── Information shown ──
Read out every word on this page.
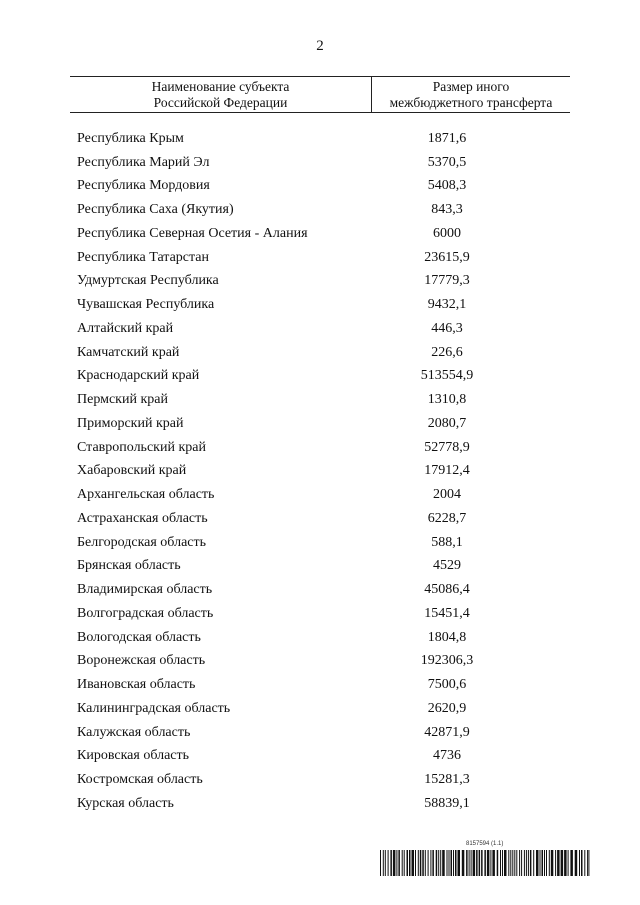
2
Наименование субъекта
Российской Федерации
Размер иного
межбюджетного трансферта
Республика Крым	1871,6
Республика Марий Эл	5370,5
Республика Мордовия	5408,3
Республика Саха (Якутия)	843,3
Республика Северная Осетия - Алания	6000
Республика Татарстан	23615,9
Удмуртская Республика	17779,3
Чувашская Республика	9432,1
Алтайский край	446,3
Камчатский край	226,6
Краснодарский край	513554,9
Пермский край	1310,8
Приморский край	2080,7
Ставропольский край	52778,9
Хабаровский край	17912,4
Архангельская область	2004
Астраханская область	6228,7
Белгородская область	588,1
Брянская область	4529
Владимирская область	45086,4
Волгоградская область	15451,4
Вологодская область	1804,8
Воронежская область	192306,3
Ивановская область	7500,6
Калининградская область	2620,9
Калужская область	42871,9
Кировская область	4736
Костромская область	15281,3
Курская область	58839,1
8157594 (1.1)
───
── Information shown ──
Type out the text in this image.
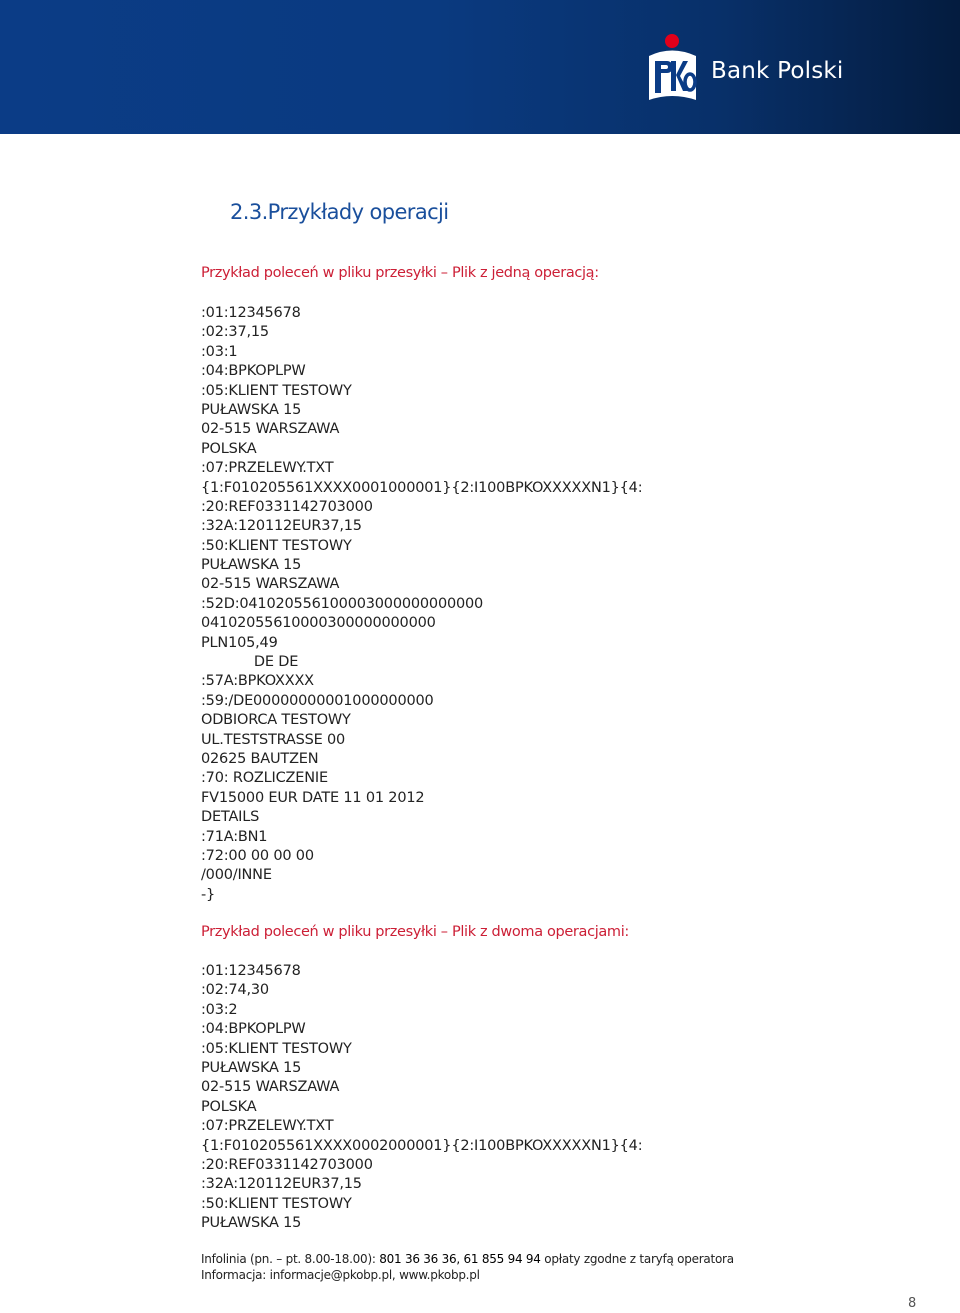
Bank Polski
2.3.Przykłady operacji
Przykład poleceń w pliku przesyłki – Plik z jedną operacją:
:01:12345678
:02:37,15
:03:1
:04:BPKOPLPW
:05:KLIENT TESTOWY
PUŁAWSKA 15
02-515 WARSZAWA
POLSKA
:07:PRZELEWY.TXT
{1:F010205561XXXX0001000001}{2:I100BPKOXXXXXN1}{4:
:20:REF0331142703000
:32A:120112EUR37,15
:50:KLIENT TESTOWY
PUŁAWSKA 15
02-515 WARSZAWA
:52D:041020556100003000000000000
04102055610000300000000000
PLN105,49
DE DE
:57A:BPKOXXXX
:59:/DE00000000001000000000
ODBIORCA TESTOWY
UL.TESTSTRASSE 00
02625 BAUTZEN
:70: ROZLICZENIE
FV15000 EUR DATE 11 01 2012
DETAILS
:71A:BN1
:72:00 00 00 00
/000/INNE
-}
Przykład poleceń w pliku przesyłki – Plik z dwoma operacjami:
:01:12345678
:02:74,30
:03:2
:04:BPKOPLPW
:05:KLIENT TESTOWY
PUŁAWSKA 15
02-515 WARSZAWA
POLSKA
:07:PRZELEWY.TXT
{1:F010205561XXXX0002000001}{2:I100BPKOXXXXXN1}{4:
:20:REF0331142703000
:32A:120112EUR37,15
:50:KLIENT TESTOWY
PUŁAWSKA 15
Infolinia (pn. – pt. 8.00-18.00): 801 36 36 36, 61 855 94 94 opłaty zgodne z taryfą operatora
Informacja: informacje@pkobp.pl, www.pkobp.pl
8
───
Job →
Tell how many lines in the records above contain "przesyłki", giving the number and no other words.

Written reply →
2